» **Text**:
__________

Possible parser bug?

Question

Possible parser bug?

nweir127 opened this issue 5 years ago · comments

Hello,

I am testing out the dataset loader and am getting errors on particular training examples (not from the spider set):

self.text_to_instance(
                    utterance=ex['question'],     # 'how many problem logs are there out of the problems with the most staff'
                    db_id=ex['db_id'],  # tracking_software_problems
                    sql=query_tokens)  #  ['select', 'count', '(', '*', ')', 'from', 'problem_log', 'where', 'problem_log@problem_id', '=', '(', 'select', 'problems@problem_id', 'from', 'problems', 'where', 'problems@closure_authorised_by_staff_id', '=', '(', 'select', 'staff@staff_id', 'from', 'staff', 'group', 'by', 'staff@staff_id', 'order', 'by', 'count', '(', '*', ')', 'desc', 'limit', '1', ')', 'limit', '1', ')']

I received the parser error Rule 'statement' matched in its entirety, but it didn't consume all the text. The non-matching portion of the text begins with '= ( select problems@' (line 1, column 66). -- does this imply that the parser doesn't accept nested queries of this form? The query does execute successfully against the database.

__________

» **Listing**:
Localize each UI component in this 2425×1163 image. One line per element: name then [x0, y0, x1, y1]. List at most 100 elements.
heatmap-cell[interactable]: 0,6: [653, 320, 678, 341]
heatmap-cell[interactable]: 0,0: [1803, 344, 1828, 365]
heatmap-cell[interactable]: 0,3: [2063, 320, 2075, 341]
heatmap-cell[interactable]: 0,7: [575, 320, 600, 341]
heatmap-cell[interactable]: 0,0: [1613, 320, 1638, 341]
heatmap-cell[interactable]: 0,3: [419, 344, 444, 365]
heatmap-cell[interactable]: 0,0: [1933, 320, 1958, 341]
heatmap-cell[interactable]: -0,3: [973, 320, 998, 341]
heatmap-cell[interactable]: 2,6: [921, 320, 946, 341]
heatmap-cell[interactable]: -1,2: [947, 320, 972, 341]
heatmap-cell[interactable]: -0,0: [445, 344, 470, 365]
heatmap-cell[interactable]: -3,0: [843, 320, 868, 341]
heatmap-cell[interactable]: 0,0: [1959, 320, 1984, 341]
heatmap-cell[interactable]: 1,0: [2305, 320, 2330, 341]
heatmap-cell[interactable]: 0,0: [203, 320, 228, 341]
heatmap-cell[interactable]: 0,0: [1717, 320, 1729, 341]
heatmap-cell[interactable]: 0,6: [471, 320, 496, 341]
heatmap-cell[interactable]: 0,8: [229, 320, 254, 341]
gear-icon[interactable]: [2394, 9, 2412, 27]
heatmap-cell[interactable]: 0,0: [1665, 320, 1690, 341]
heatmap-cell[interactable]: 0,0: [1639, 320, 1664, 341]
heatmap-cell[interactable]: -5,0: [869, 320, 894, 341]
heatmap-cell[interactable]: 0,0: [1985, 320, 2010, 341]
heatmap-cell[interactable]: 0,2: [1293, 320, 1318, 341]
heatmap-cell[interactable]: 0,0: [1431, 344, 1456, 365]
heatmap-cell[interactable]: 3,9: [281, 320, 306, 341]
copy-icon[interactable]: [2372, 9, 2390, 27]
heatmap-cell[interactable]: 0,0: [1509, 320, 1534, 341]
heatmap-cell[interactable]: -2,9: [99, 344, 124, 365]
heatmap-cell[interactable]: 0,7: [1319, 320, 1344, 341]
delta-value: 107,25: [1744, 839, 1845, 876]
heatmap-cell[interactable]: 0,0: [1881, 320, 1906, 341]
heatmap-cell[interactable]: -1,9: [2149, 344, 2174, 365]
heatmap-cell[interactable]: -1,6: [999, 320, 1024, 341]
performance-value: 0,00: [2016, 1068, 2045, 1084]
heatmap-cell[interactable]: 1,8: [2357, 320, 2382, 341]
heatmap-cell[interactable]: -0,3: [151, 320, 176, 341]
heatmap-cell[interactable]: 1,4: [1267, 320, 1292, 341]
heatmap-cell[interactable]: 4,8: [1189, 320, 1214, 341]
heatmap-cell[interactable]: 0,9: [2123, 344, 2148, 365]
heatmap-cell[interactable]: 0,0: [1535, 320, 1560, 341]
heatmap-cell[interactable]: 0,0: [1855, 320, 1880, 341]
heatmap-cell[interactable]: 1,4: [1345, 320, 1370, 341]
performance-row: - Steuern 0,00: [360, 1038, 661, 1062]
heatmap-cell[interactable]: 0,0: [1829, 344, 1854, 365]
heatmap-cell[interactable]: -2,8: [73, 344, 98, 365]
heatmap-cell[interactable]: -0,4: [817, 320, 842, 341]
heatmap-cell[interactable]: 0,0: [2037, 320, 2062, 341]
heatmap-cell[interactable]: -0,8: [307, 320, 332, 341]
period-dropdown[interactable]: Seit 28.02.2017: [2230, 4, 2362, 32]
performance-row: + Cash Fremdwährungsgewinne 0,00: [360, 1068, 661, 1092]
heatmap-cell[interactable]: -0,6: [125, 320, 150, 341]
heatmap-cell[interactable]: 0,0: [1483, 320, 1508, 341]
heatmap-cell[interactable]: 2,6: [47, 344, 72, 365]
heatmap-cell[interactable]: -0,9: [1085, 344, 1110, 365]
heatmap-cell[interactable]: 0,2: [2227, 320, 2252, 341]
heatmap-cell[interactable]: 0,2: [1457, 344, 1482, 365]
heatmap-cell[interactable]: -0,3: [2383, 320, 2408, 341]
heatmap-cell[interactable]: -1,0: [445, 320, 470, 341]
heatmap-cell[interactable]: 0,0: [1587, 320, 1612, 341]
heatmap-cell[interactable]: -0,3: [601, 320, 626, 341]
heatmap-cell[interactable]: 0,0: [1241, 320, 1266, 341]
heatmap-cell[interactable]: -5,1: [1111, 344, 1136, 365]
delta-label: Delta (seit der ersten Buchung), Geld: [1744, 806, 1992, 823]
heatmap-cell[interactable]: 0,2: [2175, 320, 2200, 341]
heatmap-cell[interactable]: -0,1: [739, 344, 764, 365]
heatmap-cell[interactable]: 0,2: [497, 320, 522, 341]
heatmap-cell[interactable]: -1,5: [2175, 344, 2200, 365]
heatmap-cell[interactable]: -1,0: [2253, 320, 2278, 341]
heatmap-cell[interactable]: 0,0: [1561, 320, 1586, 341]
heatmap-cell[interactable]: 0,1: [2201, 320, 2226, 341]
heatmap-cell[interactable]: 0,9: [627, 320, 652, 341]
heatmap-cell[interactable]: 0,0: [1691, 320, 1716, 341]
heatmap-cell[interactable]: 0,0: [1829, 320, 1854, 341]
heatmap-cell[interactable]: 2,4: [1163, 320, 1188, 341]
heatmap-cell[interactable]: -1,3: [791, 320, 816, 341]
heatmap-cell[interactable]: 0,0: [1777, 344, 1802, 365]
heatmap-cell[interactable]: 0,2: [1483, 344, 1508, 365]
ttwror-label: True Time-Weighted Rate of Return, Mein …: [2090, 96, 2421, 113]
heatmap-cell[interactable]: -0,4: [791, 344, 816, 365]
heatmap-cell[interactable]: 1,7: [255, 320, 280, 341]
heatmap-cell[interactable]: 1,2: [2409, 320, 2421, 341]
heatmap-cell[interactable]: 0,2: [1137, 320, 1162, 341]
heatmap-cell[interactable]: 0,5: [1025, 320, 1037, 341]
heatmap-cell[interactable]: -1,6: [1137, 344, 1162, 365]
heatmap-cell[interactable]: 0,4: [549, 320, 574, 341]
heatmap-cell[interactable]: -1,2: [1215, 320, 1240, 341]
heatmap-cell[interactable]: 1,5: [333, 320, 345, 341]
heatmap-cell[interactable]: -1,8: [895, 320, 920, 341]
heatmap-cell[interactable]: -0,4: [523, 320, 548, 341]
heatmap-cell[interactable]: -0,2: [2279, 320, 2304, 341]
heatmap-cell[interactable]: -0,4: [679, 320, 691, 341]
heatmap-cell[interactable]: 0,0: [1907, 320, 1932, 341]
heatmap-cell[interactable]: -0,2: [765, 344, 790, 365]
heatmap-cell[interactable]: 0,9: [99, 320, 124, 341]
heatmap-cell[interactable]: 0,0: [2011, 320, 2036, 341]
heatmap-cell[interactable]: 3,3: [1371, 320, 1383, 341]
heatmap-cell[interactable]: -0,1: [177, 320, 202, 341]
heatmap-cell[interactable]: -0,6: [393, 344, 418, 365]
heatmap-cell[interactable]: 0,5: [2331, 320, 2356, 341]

__________

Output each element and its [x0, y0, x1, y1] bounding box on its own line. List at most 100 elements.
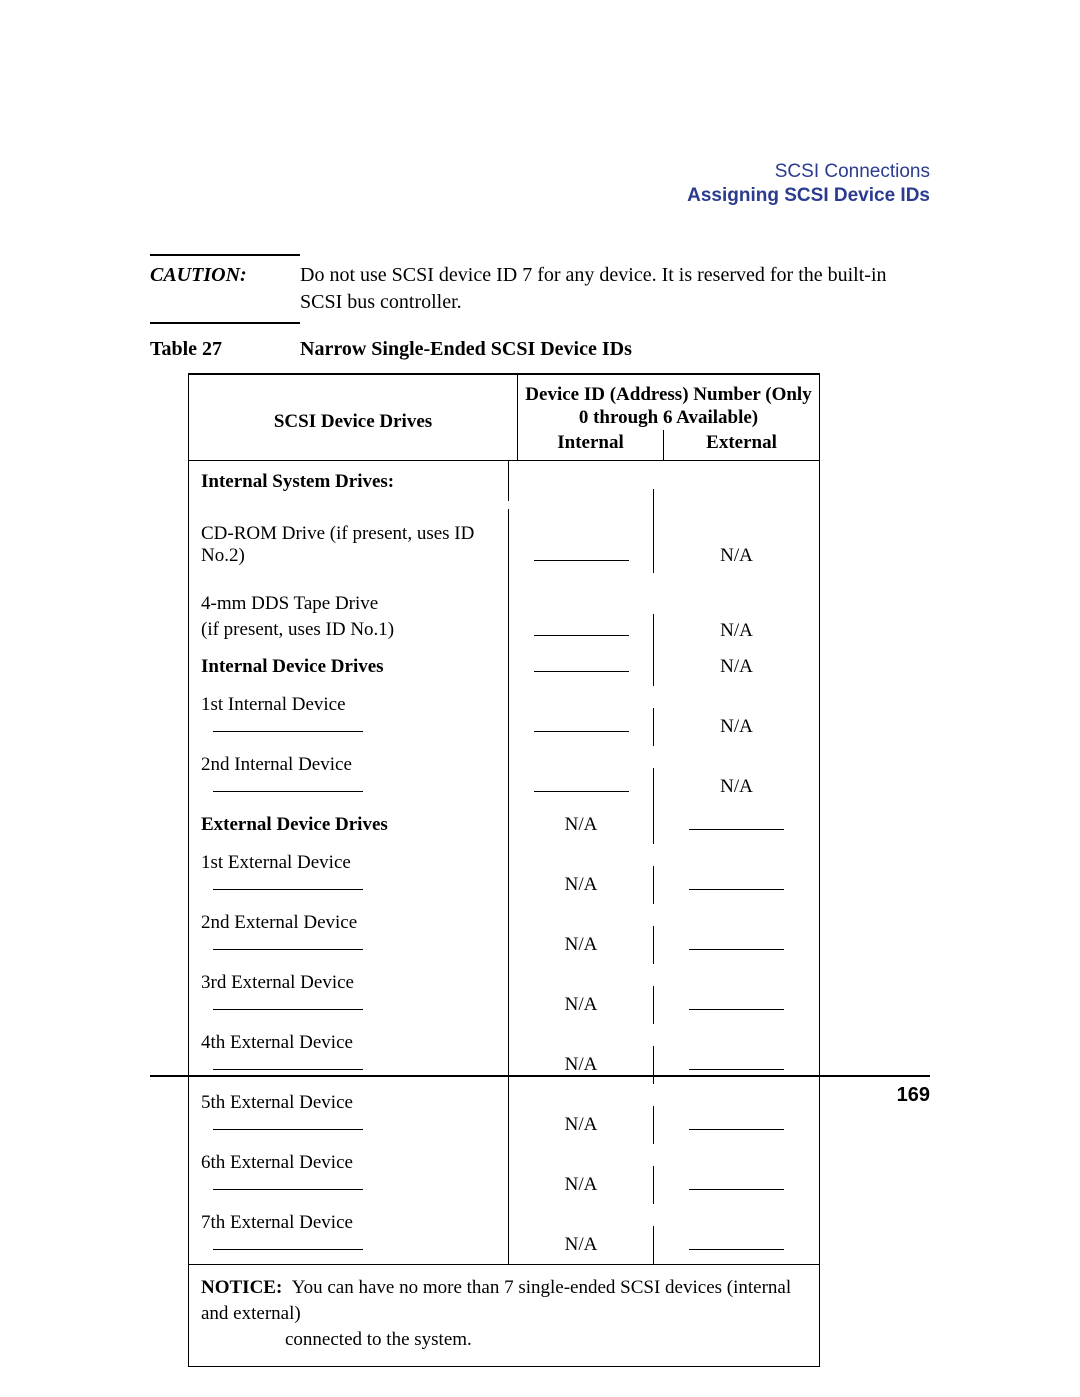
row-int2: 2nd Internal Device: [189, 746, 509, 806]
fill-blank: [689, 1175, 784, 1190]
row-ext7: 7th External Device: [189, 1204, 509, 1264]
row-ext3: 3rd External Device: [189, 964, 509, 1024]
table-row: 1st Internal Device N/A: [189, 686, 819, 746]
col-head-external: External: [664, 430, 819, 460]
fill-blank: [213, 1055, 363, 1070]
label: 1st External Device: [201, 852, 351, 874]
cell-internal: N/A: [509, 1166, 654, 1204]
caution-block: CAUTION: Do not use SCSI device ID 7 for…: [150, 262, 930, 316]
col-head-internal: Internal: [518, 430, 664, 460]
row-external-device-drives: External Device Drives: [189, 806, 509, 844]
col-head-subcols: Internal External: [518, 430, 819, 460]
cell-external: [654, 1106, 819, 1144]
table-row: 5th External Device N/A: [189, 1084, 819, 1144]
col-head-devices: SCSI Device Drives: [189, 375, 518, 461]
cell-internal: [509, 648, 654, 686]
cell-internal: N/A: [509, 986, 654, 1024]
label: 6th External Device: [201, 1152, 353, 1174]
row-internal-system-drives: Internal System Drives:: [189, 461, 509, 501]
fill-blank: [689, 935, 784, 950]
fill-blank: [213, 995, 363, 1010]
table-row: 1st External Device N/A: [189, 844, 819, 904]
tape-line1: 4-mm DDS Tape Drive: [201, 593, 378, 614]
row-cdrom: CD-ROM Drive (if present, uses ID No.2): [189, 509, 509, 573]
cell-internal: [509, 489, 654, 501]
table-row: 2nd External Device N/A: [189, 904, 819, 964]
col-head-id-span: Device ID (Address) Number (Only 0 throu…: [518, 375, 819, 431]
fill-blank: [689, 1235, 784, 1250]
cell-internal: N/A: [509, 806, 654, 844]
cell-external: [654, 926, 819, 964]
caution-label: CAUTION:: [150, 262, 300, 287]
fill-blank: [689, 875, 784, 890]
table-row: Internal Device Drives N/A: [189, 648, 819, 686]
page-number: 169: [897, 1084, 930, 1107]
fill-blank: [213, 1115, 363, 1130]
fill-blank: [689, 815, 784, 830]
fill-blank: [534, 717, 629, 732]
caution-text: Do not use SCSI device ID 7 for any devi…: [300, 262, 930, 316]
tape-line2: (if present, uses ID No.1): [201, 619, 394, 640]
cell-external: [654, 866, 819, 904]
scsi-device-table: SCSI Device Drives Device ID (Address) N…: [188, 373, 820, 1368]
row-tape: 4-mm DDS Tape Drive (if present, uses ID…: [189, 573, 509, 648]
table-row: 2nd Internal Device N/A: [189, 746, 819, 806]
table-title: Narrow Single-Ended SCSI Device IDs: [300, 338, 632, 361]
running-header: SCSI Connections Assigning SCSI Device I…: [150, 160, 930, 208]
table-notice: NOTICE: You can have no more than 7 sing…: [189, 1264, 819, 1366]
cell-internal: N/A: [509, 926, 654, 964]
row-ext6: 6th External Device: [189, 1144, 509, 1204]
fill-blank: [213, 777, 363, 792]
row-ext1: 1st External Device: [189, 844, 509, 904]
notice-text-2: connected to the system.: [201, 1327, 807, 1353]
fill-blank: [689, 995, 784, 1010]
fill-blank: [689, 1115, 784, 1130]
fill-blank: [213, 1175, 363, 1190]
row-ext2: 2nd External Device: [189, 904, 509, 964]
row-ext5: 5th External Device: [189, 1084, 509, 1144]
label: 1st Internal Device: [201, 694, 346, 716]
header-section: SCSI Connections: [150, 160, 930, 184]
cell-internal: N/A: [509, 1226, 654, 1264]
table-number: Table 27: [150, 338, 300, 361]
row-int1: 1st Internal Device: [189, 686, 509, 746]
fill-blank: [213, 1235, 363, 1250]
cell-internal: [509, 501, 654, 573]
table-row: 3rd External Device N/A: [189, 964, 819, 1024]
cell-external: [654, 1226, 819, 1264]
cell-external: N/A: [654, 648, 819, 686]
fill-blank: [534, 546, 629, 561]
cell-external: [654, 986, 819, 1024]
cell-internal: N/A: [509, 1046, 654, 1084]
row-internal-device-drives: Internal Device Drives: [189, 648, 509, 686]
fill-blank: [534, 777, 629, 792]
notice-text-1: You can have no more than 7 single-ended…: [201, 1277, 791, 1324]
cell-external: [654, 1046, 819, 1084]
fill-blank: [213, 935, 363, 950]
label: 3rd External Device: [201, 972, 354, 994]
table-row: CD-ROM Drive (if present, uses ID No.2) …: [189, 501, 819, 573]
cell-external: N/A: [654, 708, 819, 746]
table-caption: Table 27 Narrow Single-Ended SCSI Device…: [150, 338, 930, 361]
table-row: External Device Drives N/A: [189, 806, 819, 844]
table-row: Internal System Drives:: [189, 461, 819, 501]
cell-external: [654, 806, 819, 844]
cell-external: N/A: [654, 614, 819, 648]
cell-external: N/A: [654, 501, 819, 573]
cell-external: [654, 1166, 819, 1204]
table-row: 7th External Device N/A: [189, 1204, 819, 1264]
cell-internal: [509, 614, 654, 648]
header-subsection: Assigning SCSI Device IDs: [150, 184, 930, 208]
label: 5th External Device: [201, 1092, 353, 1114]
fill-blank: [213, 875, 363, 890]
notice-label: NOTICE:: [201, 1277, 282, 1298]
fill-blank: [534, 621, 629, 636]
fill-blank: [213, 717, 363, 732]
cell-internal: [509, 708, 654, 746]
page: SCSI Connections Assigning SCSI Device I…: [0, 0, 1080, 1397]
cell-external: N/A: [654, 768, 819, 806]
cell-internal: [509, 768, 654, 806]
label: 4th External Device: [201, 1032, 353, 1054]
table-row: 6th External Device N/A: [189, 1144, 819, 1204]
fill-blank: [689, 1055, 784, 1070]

__________

» **Problems to work on**:
(A) In the parser bug report, at what line and column does the non-matching part of the text begin?
(B) Name every database table that appears after "from" in the SQL query quoted in the parser bug report.
(C) Extend the parser bug report, picking up right after its final sentence.

» **Results by task**:
(A) Line 1, column 66.

(B) problem_log, problems, staff

(C)
Ben Bogin · Answer 1 · Tue Oct 29 2019 00:18:35 GMT+0800 (China Standard Time)

The parser in general accepts nested queries, but the grammar was optimized mostly for the spider dataset. So it wouldn't be surprising if the grammar will need slight adjustments to fit other examples.

You can see the grammar in this file: https://github.com/benbogin/spider-schema-gnn-global/blob/master/semparse/contexts/spider_db_grammar.py

You can see that a where_clause is made of expressions (expr), and that each expr can also be a nested query (source_subq). Somewhere, your query doesn't perfectly fit this grammar. This is a bit tricky to debug, but the best way to start with is to remove a small bit of the query (probably should start from the sub-query) until the grammar is parsed - or the opposite way - start with a simple query and add small parts each time.

When you find what makes it fail, you could add/change the grammar rules accordingly.
Hope that helps.